Gather each line containing the string "NIÑO" from these entries.

-- Start of Data lines --

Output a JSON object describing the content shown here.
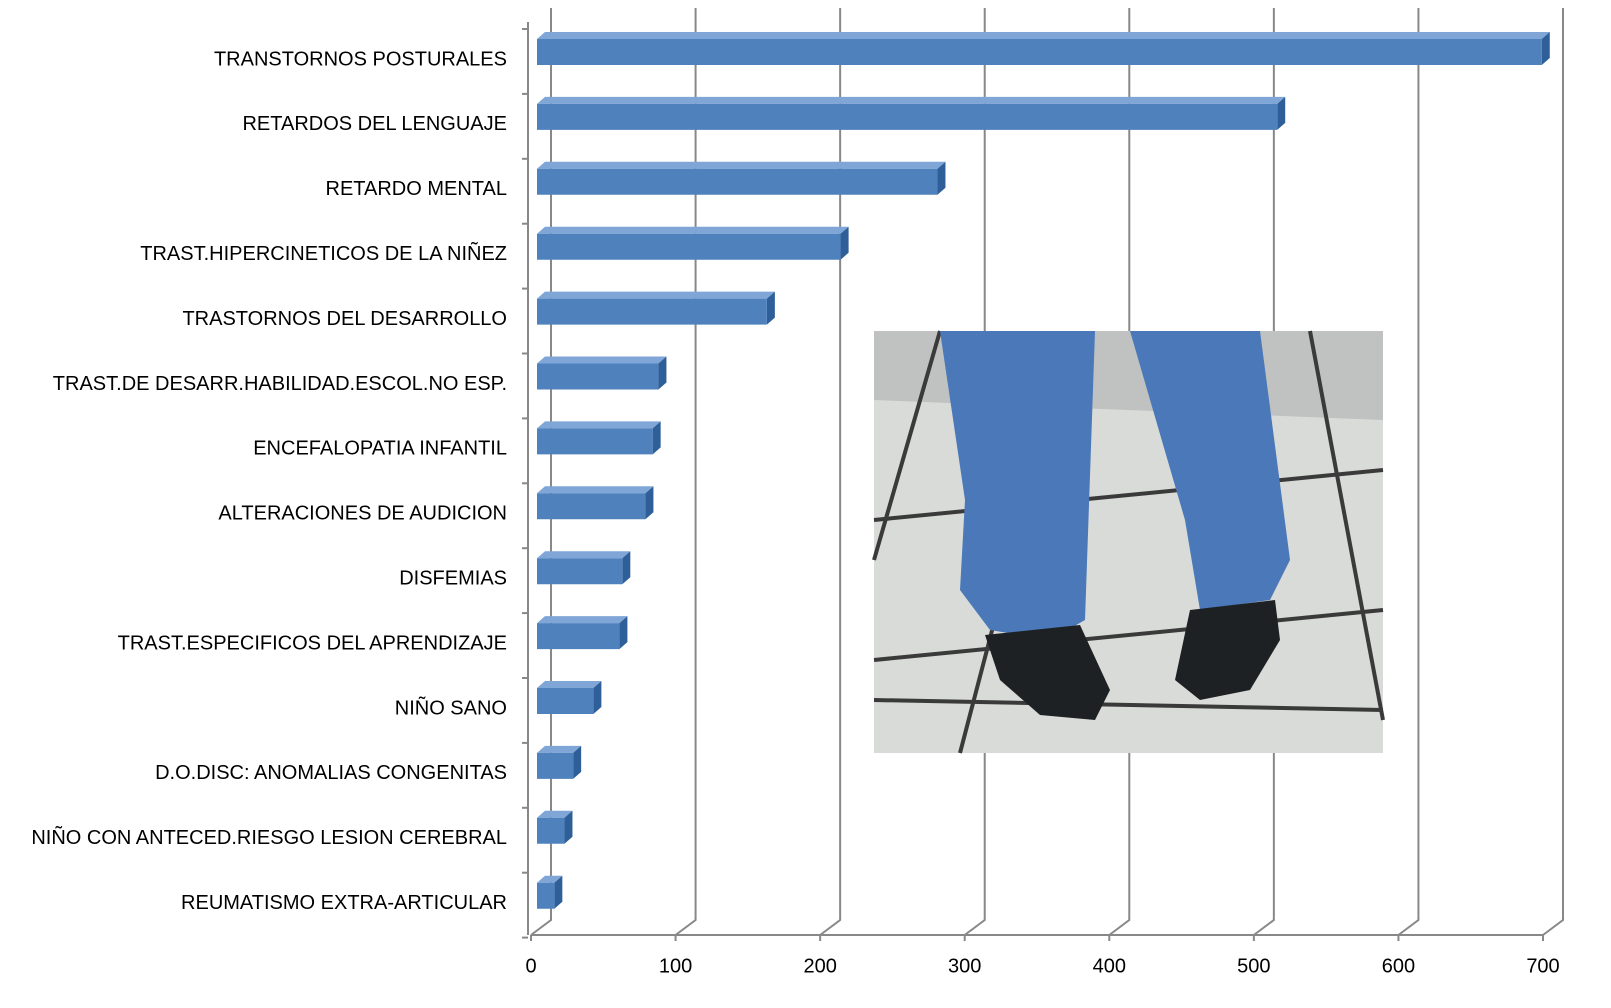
{
  "chart_data": {
    "type": "bar",
    "orientation": "horizontal",
    "three_d": true,
    "categories": [
      "TRANSTORNOS POSTURALES",
      "RETARDOS DEL LENGUAJE",
      "RETARDO MENTAL",
      "TRAST.HIPERCINETICOS DE LA NIÑEZ",
      "TRASTORNOS DEL  DESARROLLO",
      "TRAST.DE DESARR.HABILIDAD.ESCOL.NO ESP.",
      "ENCEFALOPATIA INFANTIL",
      "ALTERACIONES DE AUDICION",
      "DISFEMIAS",
      "TRAST.ESPECIFICOS DEL APRENDIZAJE",
      "NIÑO SANO",
      "D.O.DISC: ANOMALIAS CONGENITAS",
      "NIÑO CON ANTECED.RIESGO LESION CEREBRAL",
      "REUMATISMO EXTRA-ARTICULAR"
    ],
    "values": [
      695,
      512,
      277,
      210,
      159,
      84,
      80,
      75,
      59,
      57,
      39,
      25,
      19,
      12
    ],
    "color": "#4f81bd",
    "xlim": [
      0,
      700
    ],
    "xticks": [
      0,
      100,
      200,
      300,
      400,
      500,
      600,
      700
    ],
    "grid": true
  }
}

-- End of Data lines --

> _Response to this task_:
      "NIÑO SANO",
      "NIÑO CON ANTECED.RIESGO LESION CEREBRAL",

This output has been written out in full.